** BEGIN Records for the task **

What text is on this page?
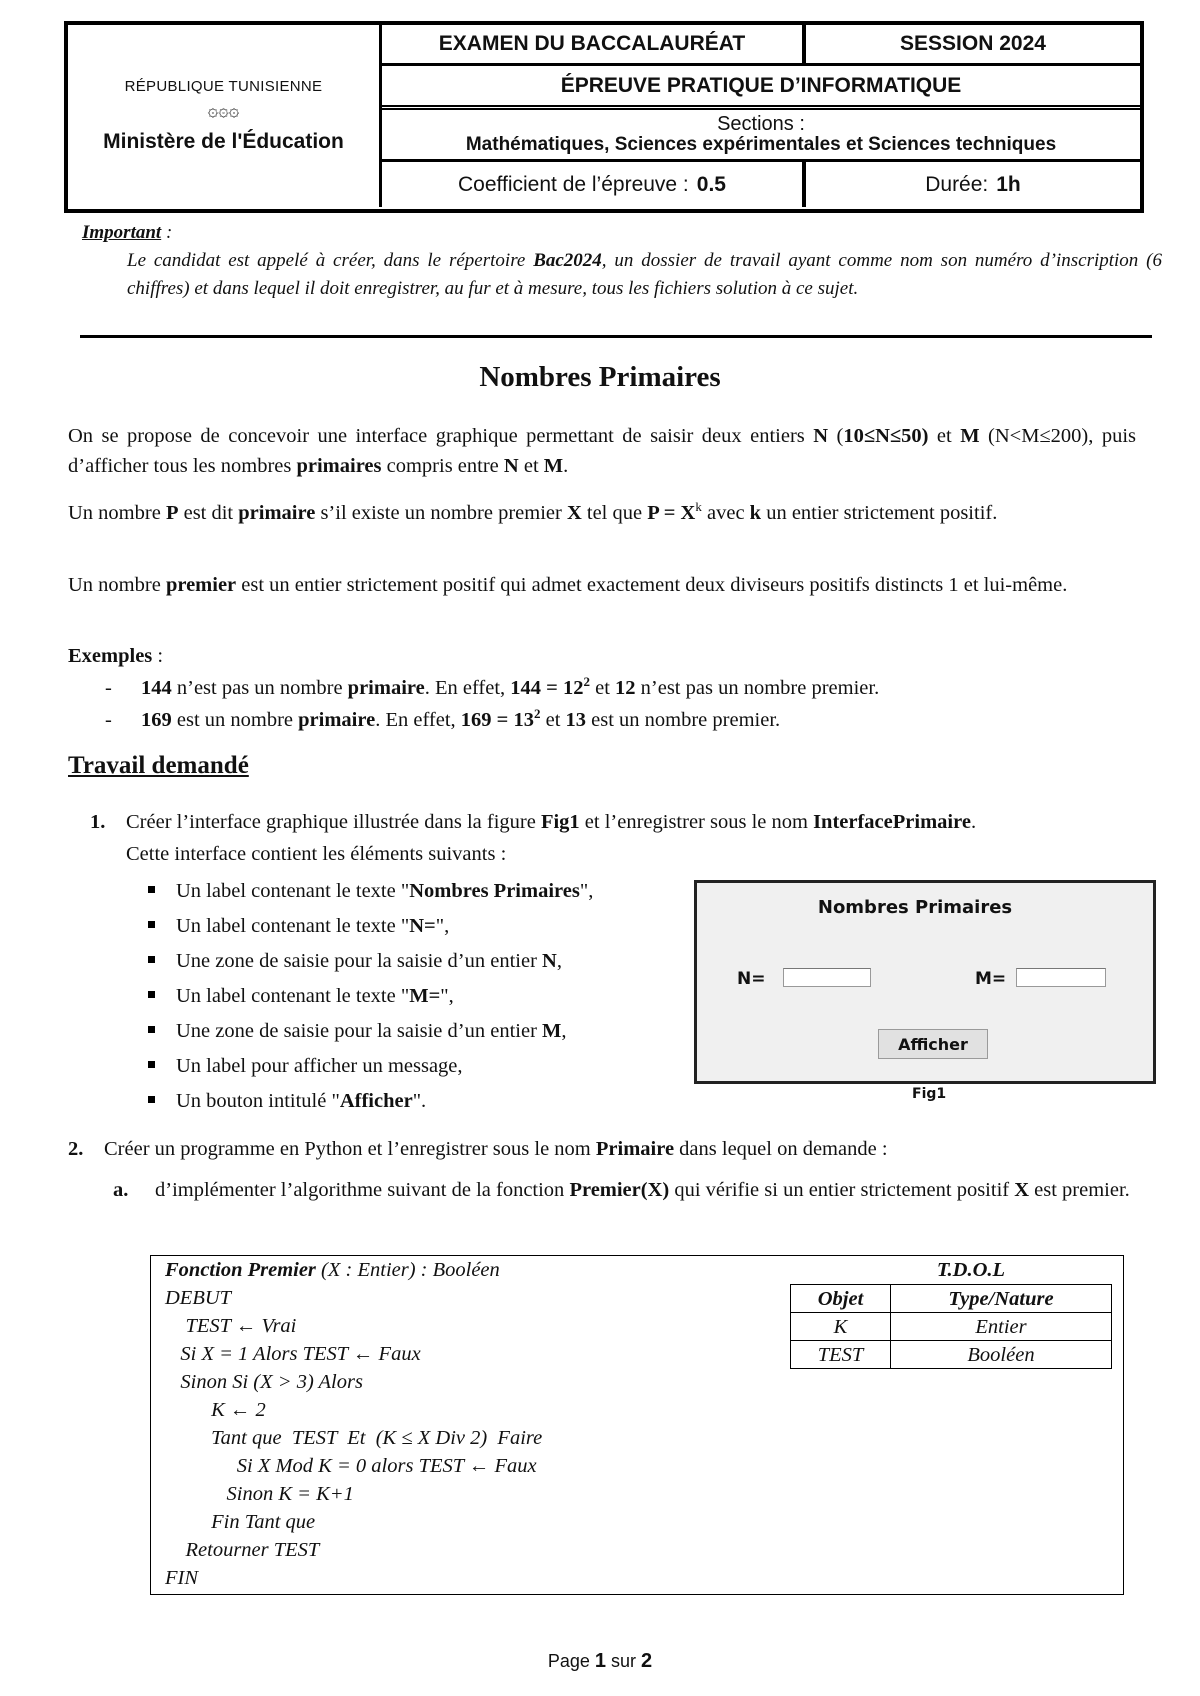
RÉPUBLIQUE TUNISIENNE
۞۞۞
Ministère de l'Éducation
EXAMEN DU BACCALAURÉAT	SESSION 2024
ÉPREUVE PRATIQUE D’INFORMATIQUE
Sections :
Mathématiques, Sciences expérimentales et Sciences techniques
Coefficient de l’épreuve : 0.5	Durée: 1h
Important :
Le candidat est appelé à créer, dans le répertoire Bac2024, un dossier de travail ayant comme nom son numéro d’inscription (6 chiffres) et dans lequel il doit enregistrer, au fur et à mesure, tous les fichiers solution à ce sujet.
Nombres Primaires
On se propose de concevoir une interface graphique permettant de saisir deux entiers N (10≤N≤50) et M (N<M≤200), puis d’afficher tous les nombres primaires compris entre N et M.
Un nombre P est dit primaire s’il existe un nombre premier X tel que $P = X^k$ avec k un entier strictement positif.
Un nombre premier est un entier strictement positif qui admet exactement deux diviseurs positifs distincts 1 et lui-même.
Exemples :
- 144 n’est pas un nombre primaire. En effet, $144 = 12^2$ et 12 n’est pas un nombre premier.
- 169 est un nombre primaire. En effet, $169 = 13^2$ et 13 est un nombre premier.
Travail demandé
1. Créer l’interface graphique illustrée dans la figure Fig1 et l’enregistrer sous le nom InterfacePrimaire.
Cette interface contient les éléments suivants :
Un label contenant le texte "Nombres Primaires",
Un label contenant le texte "N=",
Une zone de saisie pour la saisie d’un entier N,
Un label contenant le texte "M=",
Une zone de saisie pour la saisie d’un entier M,
Un label pour afficher un message,
Un bouton intitulé "Afficher".
Nombres Primaires
N=	M=
Afficher
Fig1
2. Créer un programme en Python et l’enregistrer sous le nom Primaire dans lequel on demande :
a. d’implémenter l’algorithme suivant de la fonction Premier(X) qui vérifie si un entier strictement positif X est premier.
Fonction Premier (X : Entier) : Booléen
DEBUT
TEST ← Vrai
Si X = 1 Alors TEST ← Faux
Sinon Si (X > 3) Alors
K ← 2
Tant que  TEST  Et  (K ≤ X Div 2)  Faire
Si X Mod K = 0 alors TEST ← Faux
Sinon K = K+1
Fin Tant que
Retourner TEST
FIN
T.D.O.L
Objet	Type/Nature
K	Entier
TEST	Booléen
Page 1 sur 2
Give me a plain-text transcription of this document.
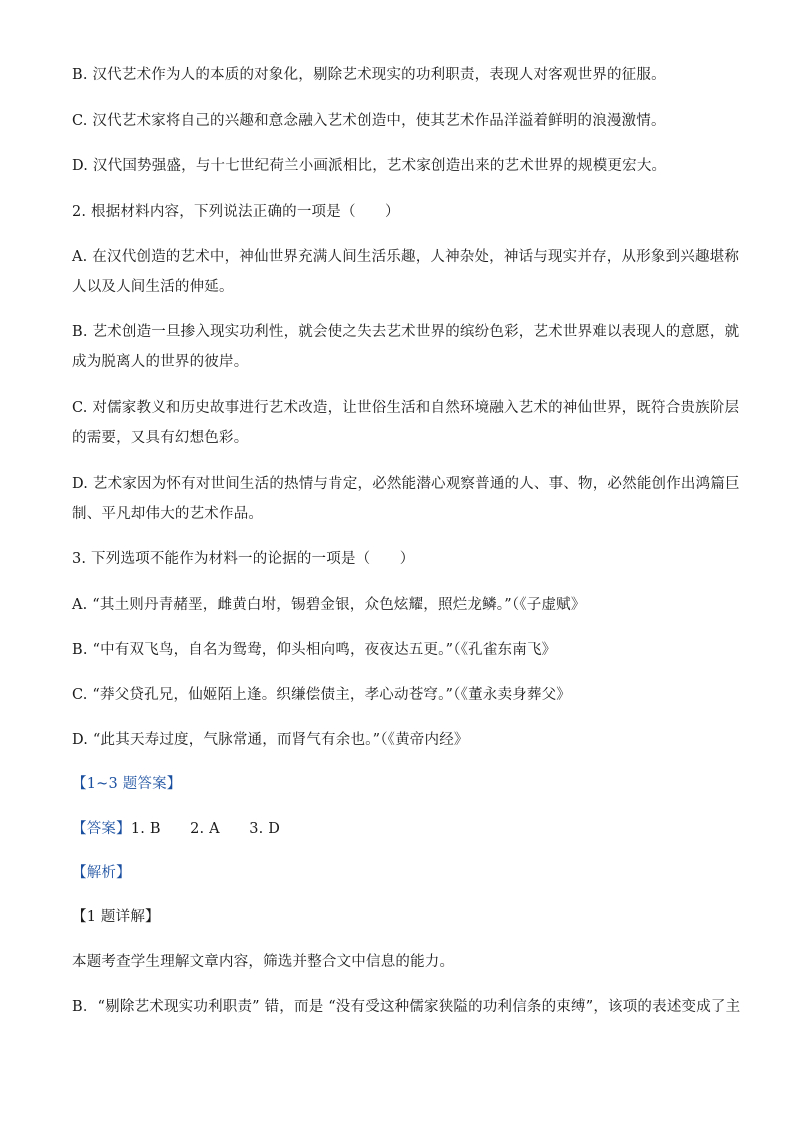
B. 汉代艺术作为人的本质的对象化，剔除艺术现实的功利职责，表现人对客观世界的征服。
C. 汉代艺术家将自己的兴趣和意念融入艺术创造中，使其艺术作品洋溢着鲜明的浪漫激情。
D. 汉代国势强盛，与十七世纪荷兰小画派相比，艺术家创造出来的艺术世界的规模更宏大。
2. 根据材料内容，下列说法正确的一项是（　　）
A. 在汉代创造的艺术中，神仙世界充满人间生活乐趣，人神杂处，神话与现实并存，从形象到兴趣堪称
人以及人间生活的伸延。
B. 艺术创造一旦掺入现实功利性，就会使之失去艺术世界的缤纷色彩，艺术世界难以表现人的意愿，就
成为脱离人的世界的彼岸。
C. 对儒家教义和历史故事进行艺术改造，让世俗生活和自然环境融入艺术的神仙世界，既符合贵族阶层
的需要，又具有幻想色彩。
D. 艺术家因为怀有对世间生活的热情与肯定，必然能潜心观察普通的人、事、物，必然能创作出鸿篇巨
制、平凡却伟大的艺术作品。
3. 下列选项不能作为材料一的论据的一项是（　　）
A. “其土则丹青赭垩，雌黄白坿，锡碧金银，众色炫耀，照烂龙鳞。”（《子虚赋》
B. “中有双飞鸟，自名为鸳鸯，仰头相向鸣，夜夜达五更。”（《孔雀东南飞》
C. “莽父贷孔兄，仙姬陌上逢。织缣偿债主，孝心动苍穹。”（《董永卖身葬父》
D. “此其天寿过度，气脉常通，而肾气有余也。”（《黄帝内经》
【1~3 题答案】
【答案】1. B　　2. A　　3. D
【解析】
【1 题详解】
本题考查学生理解文章内容，筛选并整合文中信息的能力。
B．“剔除艺术现实功利职责” 错，而是 “没有受这种儒家狭隘的功利信条的束缚”，该项的表述变成了主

** END Records for the task **

Restate each of the entries above word for word and skip every image.

→ **The completed task**:
What text is on this page?
RÉPUBLIQUE TUNISIENNE
۞۞۞
Ministère de l'Éducation
EXAMEN DU BACCALAURÉAT	SESSION 2024
ÉPREUVE PRATIQUE D’INFORMATIQUE
Sections :
Mathématiques, Sciences expérimentales et Sciences techniques
Coefficient de l’épreuve : 0.5	Durée: 1h
Important :
Le candidat est appelé à créer, dans le répertoire Bac2024, un dossier de travail ayant comme nom son numéro d’inscription (6 chiffres) et dans lequel il doit enregistrer, au fur et à mesure, tous les fichiers solution à ce sujet.
Nombres Primaires
On se propose de concevoir une interface graphique permettant de saisir deux entiers N (10≤N≤50) et M (N<M≤200), puis d’afficher tous les nombres primaires compris entre N et M.
Un nombre P est dit primaire s’il existe un nombre premier X tel que $P = X^k$ avec k un entier strictement positif.
Un nombre premier est un entier strictement positif qui admet exactement deux diviseurs positifs distincts 1 et lui-même.
Exemples :
- 144 n’est pas un nombre primaire. En effet, $144 = 12^2$ et 12 n’est pas un nombre premier.
- 169 est un nombre primaire. En effet, $169 = 13^2$ et 13 est un nombre premier.
Travail demandé
1. Créer l’interface graphique illustrée dans la figure Fig1 et l’enregistrer sous le nom InterfacePrimaire.
Cette interface contient les éléments suivants :
Un label contenant le texte "Nombres Primaires",
Un label contenant le texte "N=",
Une zone de saisie pour la saisie d’un entier N,
Un label contenant le texte "M=",
Une zone de saisie pour la saisie d’un entier M,
Un label pour afficher un message,
Un bouton intitulé "Afficher".
Nombres Primaires
N=	M=
Afficher
Fig1
2. Créer un programme en Python et l’enregistrer sous le nom Primaire dans lequel on demande :
a. d’implémenter l’algorithme suivant de la fonction Premier(X) qui vérifie si un entier strictement positif X est premier.
Fonction Premier (X : Entier) : Booléen
DEBUT
TEST ← Vrai
Si X = 1 Alors TEST ← Faux
Sinon Si (X > 3) Alors
K ← 2
Tant que  TEST  Et  (K ≤ X Div 2)  Faire
Si X Mod K = 0 alors TEST ← Faux
Sinon K = K+1
Fin Tant que
Retourner TEST
FIN
T.D.O.L
Objet	Type/Nature
K	Entier
TEST	Booléen
Page 1 sur 2
Give me a plain-text transcription of this document.
B. 汉代艺术作为人的本质的对象化，剔除艺术现实的功利职责，表现人对客观世界的征服。
C. 汉代艺术家将自己的兴趣和意念融入艺术创造中，使其艺术作品洋溢着鲜明的浪漫激情。
D. 汉代国势强盛，与十七世纪荷兰小画派相比，艺术家创造出来的艺术世界的规模更宏大。
2. 根据材料内容，下列说法正确的一项是（　　）
A. 在汉代创造的艺术中，神仙世界充满人间生活乐趣，人神杂处，神话与现实并存，从形象到兴趣堪称
人以及人间生活的伸延。
B. 艺术创造一旦掺入现实功利性，就会使之失去艺术世界的缤纷色彩，艺术世界难以表现人的意愿，就
成为脱离人的世界的彼岸。
C. 对儒家教义和历史故事进行艺术改造，让世俗生活和自然环境融入艺术的神仙世界，既符合贵族阶层
的需要，又具有幻想色彩。
D. 艺术家因为怀有对世间生活的热情与肯定，必然能潜心观察普通的人、事、物，必然能创作出鸿篇巨
制、平凡却伟大的艺术作品。
3. 下列选项不能作为材料一的论据的一项是（　　）
A. “其土则丹青赭垩，雌黄白坿，锡碧金银，众色炫耀，照烂龙鳞。”（《子虚赋》
B. “中有双飞鸟，自名为鸳鸯，仰头相向鸣，夜夜达五更。”（《孔雀东南飞》
C. “莽父贷孔兄，仙姬陌上逢。织缣偿债主，孝心动苍穹。”（《董永卖身葬父》
D. “此其天寿过度，气脉常通，而肾气有余也。”（《黄帝内经》
【1~3 题答案】
【答案】1. B　　2. A　　3. D
【解析】
【1 题详解】
本题考查学生理解文章内容，筛选并整合文中信息的能力。
B．“剔除艺术现实功利职责” 错，而是 “没有受这种儒家狭隘的功利信条的束缚”，该项的表述变成了主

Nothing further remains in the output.